### Task
Search the records below for the word "JSON" and show every line where it occurs.

━━━━━━

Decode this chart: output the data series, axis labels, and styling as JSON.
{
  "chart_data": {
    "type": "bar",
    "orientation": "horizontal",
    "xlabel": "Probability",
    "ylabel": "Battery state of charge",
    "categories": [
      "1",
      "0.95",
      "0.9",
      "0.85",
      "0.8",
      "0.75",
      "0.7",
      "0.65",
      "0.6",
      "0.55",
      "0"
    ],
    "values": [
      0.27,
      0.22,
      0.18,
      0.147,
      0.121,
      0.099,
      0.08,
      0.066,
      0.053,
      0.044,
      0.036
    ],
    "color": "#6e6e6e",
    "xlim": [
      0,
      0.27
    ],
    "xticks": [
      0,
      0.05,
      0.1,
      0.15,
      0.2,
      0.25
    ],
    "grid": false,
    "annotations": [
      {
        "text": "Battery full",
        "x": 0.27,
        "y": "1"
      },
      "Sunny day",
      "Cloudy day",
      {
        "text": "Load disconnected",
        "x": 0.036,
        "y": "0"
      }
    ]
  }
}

━━━━━━

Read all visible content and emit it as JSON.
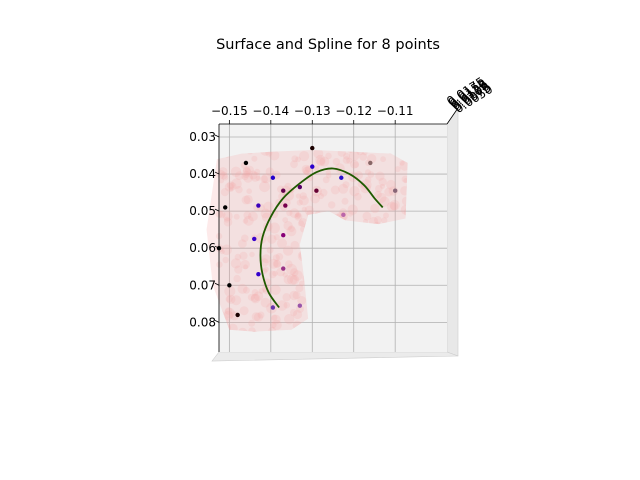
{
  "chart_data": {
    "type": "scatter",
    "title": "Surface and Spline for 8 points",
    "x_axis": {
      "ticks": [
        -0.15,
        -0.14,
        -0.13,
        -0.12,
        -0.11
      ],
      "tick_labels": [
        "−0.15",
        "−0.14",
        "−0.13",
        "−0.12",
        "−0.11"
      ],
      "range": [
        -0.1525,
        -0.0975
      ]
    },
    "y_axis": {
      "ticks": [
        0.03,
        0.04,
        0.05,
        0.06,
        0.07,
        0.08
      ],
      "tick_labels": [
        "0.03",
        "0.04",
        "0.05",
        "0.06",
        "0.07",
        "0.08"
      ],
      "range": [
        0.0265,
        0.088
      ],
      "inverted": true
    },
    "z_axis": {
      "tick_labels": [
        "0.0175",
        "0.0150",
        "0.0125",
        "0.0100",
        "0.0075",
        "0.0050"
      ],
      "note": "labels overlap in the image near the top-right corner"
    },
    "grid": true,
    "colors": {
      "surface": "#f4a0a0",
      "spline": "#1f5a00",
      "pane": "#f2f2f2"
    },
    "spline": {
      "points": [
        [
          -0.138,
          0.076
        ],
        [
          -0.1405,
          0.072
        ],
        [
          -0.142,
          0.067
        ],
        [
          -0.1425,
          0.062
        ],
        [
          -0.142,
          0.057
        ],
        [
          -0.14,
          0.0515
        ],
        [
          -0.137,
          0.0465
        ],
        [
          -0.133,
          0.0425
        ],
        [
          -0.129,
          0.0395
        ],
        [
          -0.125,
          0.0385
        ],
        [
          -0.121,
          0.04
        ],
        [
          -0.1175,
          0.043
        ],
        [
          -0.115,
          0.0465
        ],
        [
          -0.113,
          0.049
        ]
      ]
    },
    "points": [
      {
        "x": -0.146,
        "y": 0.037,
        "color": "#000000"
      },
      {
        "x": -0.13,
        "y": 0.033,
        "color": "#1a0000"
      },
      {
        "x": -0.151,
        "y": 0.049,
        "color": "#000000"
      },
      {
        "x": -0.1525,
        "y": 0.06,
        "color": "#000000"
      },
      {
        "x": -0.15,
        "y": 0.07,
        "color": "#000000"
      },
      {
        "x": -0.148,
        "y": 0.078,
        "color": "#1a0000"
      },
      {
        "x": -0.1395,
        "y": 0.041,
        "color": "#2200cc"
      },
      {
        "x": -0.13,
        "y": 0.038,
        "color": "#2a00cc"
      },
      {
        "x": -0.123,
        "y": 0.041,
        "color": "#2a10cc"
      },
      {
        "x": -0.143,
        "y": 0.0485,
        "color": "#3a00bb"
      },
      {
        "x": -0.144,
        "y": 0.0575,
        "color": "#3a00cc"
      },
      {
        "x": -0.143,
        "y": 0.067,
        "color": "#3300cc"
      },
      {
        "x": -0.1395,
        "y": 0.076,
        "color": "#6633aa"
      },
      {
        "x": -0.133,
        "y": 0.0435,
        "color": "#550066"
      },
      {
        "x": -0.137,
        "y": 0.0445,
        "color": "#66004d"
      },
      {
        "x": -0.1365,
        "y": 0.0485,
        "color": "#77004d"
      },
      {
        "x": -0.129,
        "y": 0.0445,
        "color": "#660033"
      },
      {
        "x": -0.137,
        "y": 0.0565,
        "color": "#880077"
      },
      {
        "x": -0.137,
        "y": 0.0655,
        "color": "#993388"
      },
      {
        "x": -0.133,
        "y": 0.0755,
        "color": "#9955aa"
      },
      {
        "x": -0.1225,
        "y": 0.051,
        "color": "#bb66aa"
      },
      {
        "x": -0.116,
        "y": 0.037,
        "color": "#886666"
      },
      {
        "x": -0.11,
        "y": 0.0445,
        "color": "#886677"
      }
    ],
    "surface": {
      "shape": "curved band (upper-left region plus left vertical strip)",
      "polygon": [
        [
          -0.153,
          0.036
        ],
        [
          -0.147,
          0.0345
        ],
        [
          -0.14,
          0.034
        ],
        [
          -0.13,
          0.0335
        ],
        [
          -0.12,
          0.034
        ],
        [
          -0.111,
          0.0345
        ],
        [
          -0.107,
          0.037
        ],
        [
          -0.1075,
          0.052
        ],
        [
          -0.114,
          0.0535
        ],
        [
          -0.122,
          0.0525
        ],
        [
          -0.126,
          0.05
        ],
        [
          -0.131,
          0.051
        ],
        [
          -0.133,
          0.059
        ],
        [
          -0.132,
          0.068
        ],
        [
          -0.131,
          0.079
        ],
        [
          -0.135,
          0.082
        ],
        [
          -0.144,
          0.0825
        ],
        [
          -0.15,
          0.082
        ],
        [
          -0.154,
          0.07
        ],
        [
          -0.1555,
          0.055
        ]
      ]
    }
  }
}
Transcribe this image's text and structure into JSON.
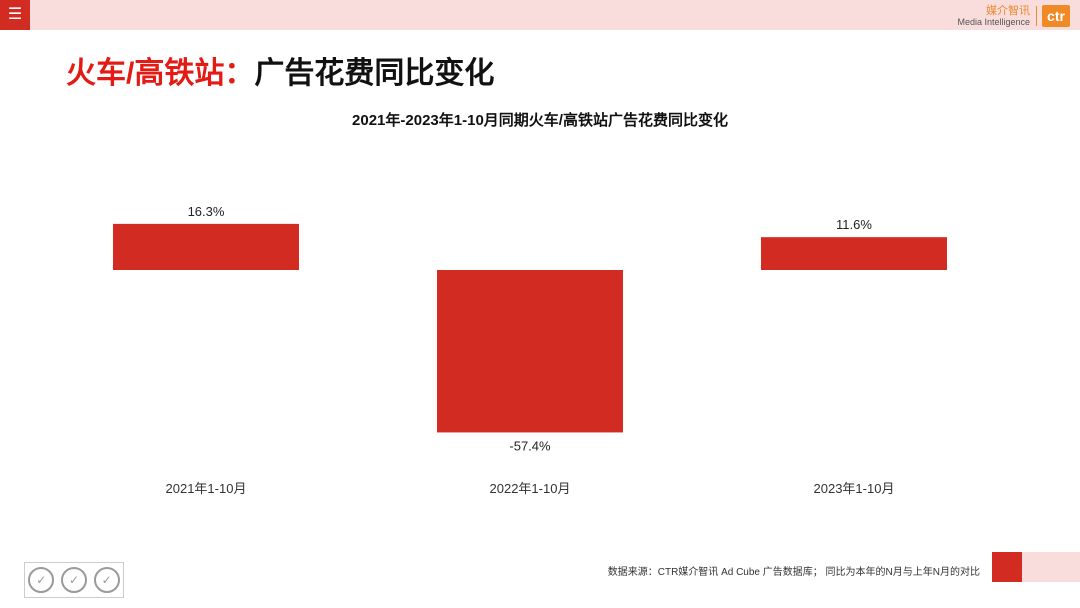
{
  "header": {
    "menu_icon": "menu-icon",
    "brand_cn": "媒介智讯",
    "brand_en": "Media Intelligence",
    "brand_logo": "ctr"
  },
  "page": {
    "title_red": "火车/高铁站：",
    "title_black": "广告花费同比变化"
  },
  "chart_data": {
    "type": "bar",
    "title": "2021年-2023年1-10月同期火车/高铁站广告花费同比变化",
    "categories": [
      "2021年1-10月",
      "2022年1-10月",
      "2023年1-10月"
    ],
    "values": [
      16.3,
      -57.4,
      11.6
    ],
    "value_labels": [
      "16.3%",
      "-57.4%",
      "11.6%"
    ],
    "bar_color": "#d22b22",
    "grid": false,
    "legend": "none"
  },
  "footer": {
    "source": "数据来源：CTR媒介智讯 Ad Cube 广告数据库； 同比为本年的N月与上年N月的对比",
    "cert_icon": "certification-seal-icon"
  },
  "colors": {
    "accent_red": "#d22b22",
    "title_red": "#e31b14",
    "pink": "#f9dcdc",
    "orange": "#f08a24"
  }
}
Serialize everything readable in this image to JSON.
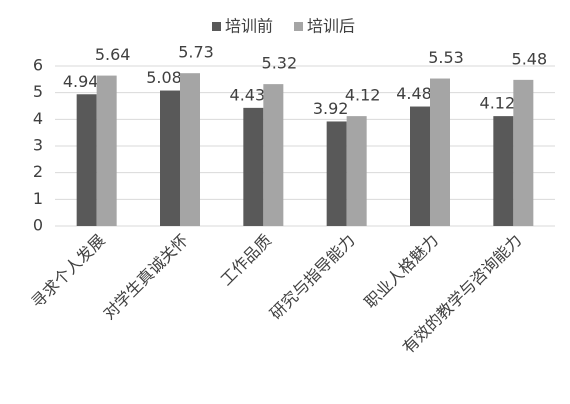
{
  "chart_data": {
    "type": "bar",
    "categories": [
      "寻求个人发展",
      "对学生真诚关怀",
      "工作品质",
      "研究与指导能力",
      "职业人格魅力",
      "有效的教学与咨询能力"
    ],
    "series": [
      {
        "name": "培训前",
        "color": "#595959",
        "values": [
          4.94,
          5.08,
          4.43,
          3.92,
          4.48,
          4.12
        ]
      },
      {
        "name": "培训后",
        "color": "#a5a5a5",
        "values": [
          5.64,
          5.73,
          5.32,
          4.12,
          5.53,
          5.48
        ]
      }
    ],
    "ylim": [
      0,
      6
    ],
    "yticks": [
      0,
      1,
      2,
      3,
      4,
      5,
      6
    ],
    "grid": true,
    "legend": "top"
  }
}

━━━━━━

### The completed task
Decode this chart: output the data series, axis labels, and styling as JSON.
Read all visible content and emit it as JSON.
Transcribe this image's text and structure into JSON.
Serialize everything readable in this image to JSON.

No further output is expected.